### What is expected
Give a verbatim copy of the lines below, minus the pictures.

### Entries supplied
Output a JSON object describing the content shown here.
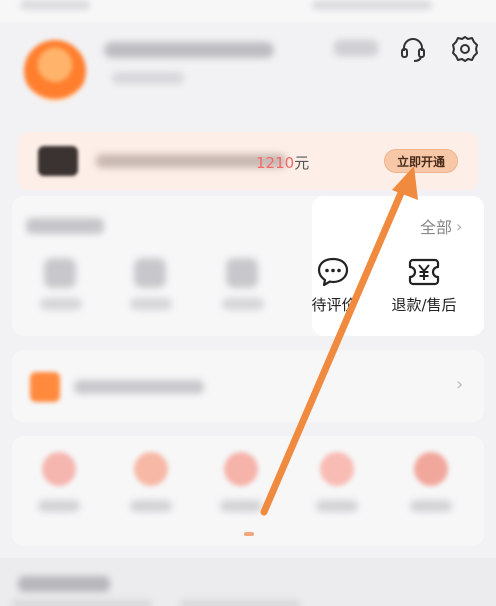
{
  "vip_banner": {
    "amount": "1210",
    "unit": "元",
    "cta_label": "立即开通"
  },
  "orders": {
    "all_label": "全部",
    "items": [
      {
        "label": ""
      },
      {
        "label": ""
      },
      {
        "label": ""
      },
      {
        "label": "待评价"
      },
      {
        "label": "退款/售后"
      }
    ]
  },
  "icons": {
    "headset": "headset-icon",
    "settings": "gear-icon",
    "chat": "chat-bubble-icon",
    "refund": "refund-yen-icon",
    "chevron": "chevron-right-icon"
  },
  "colors": {
    "accent_orange": "#f08a3e",
    "price_red": "#f06a6a",
    "vip_bg": "#fdeee7",
    "vip_button": "#f6c8a8"
  }
}
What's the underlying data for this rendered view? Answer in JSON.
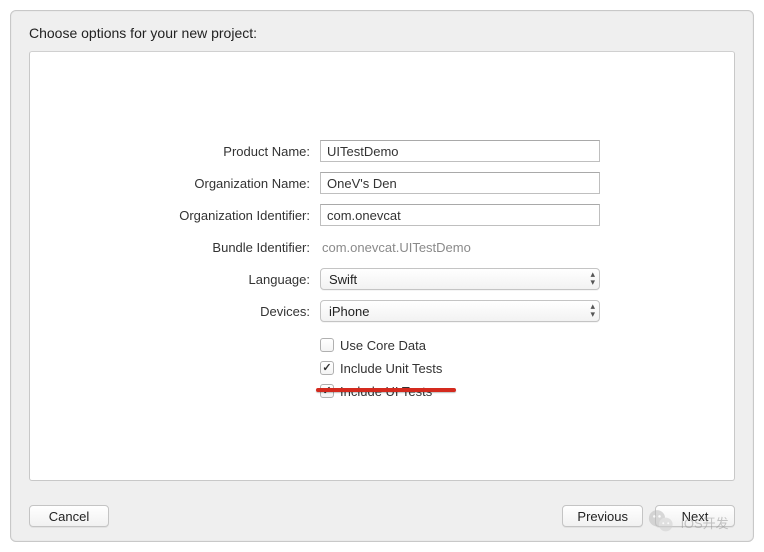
{
  "heading": "Choose options for your new project:",
  "form": {
    "productName": {
      "label": "Product Name:",
      "value": "UITestDemo"
    },
    "orgName": {
      "label": "Organization Name:",
      "value": "OneV's Den"
    },
    "orgIdentifier": {
      "label": "Organization Identifier:",
      "value": "com.onevcat"
    },
    "bundleIdentifier": {
      "label": "Bundle Identifier:",
      "value": "com.onevcat.UITestDemo"
    },
    "language": {
      "label": "Language:",
      "selected": "Swift"
    },
    "devices": {
      "label": "Devices:",
      "selected": "iPhone"
    }
  },
  "checkboxes": {
    "coreData": {
      "label": "Use Core Data",
      "checked": false
    },
    "unitTests": {
      "label": "Include Unit Tests",
      "checked": true
    },
    "uiTests": {
      "label": "Include UI Tests",
      "checked": true
    }
  },
  "buttons": {
    "cancel": "Cancel",
    "previous": "Previous",
    "next": "Next"
  },
  "watermark": "iOS开发"
}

### Response below
Output a JSON object describing the content shown here.
{
  "vip_banner": {
    "amount": "1210",
    "unit": "元",
    "cta_label": "立即开通"
  },
  "orders": {
    "all_label": "全部",
    "items": [
      {
        "label": ""
      },
      {
        "label": ""
      },
      {
        "label": ""
      },
      {
        "label": "待评价"
      },
      {
        "label": "退款/售后"
      }
    ]
  },
  "icons": {
    "headset": "headset-icon",
    "settings": "gear-icon",
    "chat": "chat-bubble-icon",
    "refund": "refund-yen-icon",
    "chevron": "chevron-right-icon"
  },
  "colors": {
    "accent_orange": "#f08a3e",
    "price_red": "#f06a6a",
    "vip_bg": "#fdeee7",
    "vip_button": "#f6c8a8"
  }
}
What's the underlying data for this rendered view? Answer in JSON.
{
  "heading": "Choose options for your new project:",
  "form": {
    "productName": {
      "label": "Product Name:",
      "value": "UITestDemo"
    },
    "orgName": {
      "label": "Organization Name:",
      "value": "OneV's Den"
    },
    "orgIdentifier": {
      "label": "Organization Identifier:",
      "value": "com.onevcat"
    },
    "bundleIdentifier": {
      "label": "Bundle Identifier:",
      "value": "com.onevcat.UITestDemo"
    },
    "language": {
      "label": "Language:",
      "selected": "Swift"
    },
    "devices": {
      "label": "Devices:",
      "selected": "iPhone"
    }
  },
  "checkboxes": {
    "coreData": {
      "label": "Use Core Data",
      "checked": false
    },
    "unitTests": {
      "label": "Include Unit Tests",
      "checked": true
    },
    "uiTests": {
      "label": "Include UI Tests",
      "checked": true
    }
  },
  "buttons": {
    "cancel": "Cancel",
    "previous": "Previous",
    "next": "Next"
  },
  "watermark": "iOS开发"
}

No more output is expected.